Instruction
Skip the pictures. Repeat everything else in the records word for word.

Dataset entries
========================================================================

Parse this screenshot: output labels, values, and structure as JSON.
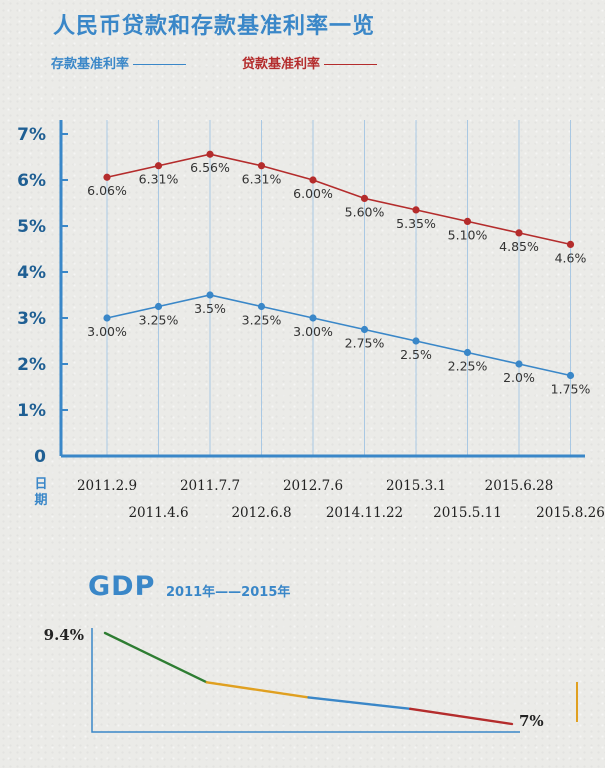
{
  "title": "人民币贷款和存款基准利率一览",
  "legend": {
    "deposit": "存款基准利率",
    "loan": "贷款基准利率"
  },
  "colors": {
    "deposit": "#3a87c8",
    "loan": "#b42c2c",
    "axis": "#3a87c8",
    "grid": "#a9c8e3",
    "gdp_segments": [
      "#2e7d32",
      "#e0a020",
      "#3a87c8",
      "#b42c2c"
    ]
  },
  "chart_data": [
    {
      "type": "line",
      "title": "人民币贷款和存款基准利率一览",
      "xlabel": "日期",
      "ylabel": "",
      "ylim": [
        0,
        7
      ],
      "yticks": [
        "0",
        "1%",
        "2%",
        "3%",
        "4%",
        "5%",
        "6%",
        "7%"
      ],
      "grid": true,
      "legend_position": "top-left",
      "categories": [
        "2011.2.9",
        "2011.4.6",
        "2011.7.7",
        "2012.6.8",
        "2012.7.6",
        "2014.11.22",
        "2015.3.1",
        "2015.5.11",
        "2015.6.28",
        "2015.8.26"
      ],
      "series": [
        {
          "name": "贷款基准利率",
          "values": [
            6.06,
            6.31,
            6.56,
            6.31,
            6.0,
            5.6,
            5.35,
            5.1,
            4.85,
            4.6
          ],
          "labels": [
            "6.06%",
            "6.31%",
            "6.56%",
            "6.31%",
            "6.00%",
            "5.60%",
            "5.35%",
            "5.10%",
            "4.85%",
            "4.6%"
          ]
        },
        {
          "name": "存款基准利率",
          "values": [
            3.0,
            3.25,
            3.5,
            3.25,
            3.0,
            2.75,
            2.5,
            2.25,
            2.0,
            1.75
          ],
          "labels": [
            "3.00%",
            "3.25%",
            "3.5%",
            "3.25%",
            "3.00%",
            "2.75%",
            "2.5%",
            "2.25%",
            "2.0%",
            "1.75%"
          ]
        }
      ]
    },
    {
      "type": "line",
      "title": "GDP",
      "subtitle": "2011年——2015年",
      "start_label": "9.4%",
      "end_label": "7%",
      "values": [
        9.4,
        8.1,
        7.7,
        7.4,
        7.0
      ]
    }
  ]
}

========================================================================

Full solution
Parse this screenshot: output labels, values, and structure as JSON.
{
  "title": "人民币贷款和存款基准利率一览",
  "legend": {
    "deposit": "存款基准利率",
    "loan": "贷款基准利率"
  },
  "colors": {
    "deposit": "#3a87c8",
    "loan": "#b42c2c",
    "axis": "#3a87c8",
    "grid": "#a9c8e3",
    "gdp_segments": [
      "#2e7d32",
      "#e0a020",
      "#3a87c8",
      "#b42c2c"
    ]
  },
  "chart_data": [
    {
      "type": "line",
      "title": "人民币贷款和存款基准利率一览",
      "xlabel": "日期",
      "ylabel": "",
      "ylim": [
        0,
        7
      ],
      "yticks": [
        "0",
        "1%",
        "2%",
        "3%",
        "4%",
        "5%",
        "6%",
        "7%"
      ],
      "grid": true,
      "legend_position": "top-left",
      "categories": [
        "2011.2.9",
        "2011.4.6",
        "2011.7.7",
        "2012.6.8",
        "2012.7.6",
        "2014.11.22",
        "2015.3.1",
        "2015.5.11",
        "2015.6.28",
        "2015.8.26"
      ],
      "series": [
        {
          "name": "贷款基准利率",
          "values": [
            6.06,
            6.31,
            6.56,
            6.31,
            6.0,
            5.6,
            5.35,
            5.1,
            4.85,
            4.6
          ],
          "labels": [
            "6.06%",
            "6.31%",
            "6.56%",
            "6.31%",
            "6.00%",
            "5.60%",
            "5.35%",
            "5.10%",
            "4.85%",
            "4.6%"
          ]
        },
        {
          "name": "存款基准利率",
          "values": [
            3.0,
            3.25,
            3.5,
            3.25,
            3.0,
            2.75,
            2.5,
            2.25,
            2.0,
            1.75
          ],
          "labels": [
            "3.00%",
            "3.25%",
            "3.5%",
            "3.25%",
            "3.00%",
            "2.75%",
            "2.5%",
            "2.25%",
            "2.0%",
            "1.75%"
          ]
        }
      ]
    },
    {
      "type": "line",
      "title": "GDP",
      "subtitle": "2011年——2015年",
      "start_label": "9.4%",
      "end_label": "7%",
      "values": [
        9.4,
        8.1,
        7.7,
        7.4,
        7.0
      ]
    }
  ]
}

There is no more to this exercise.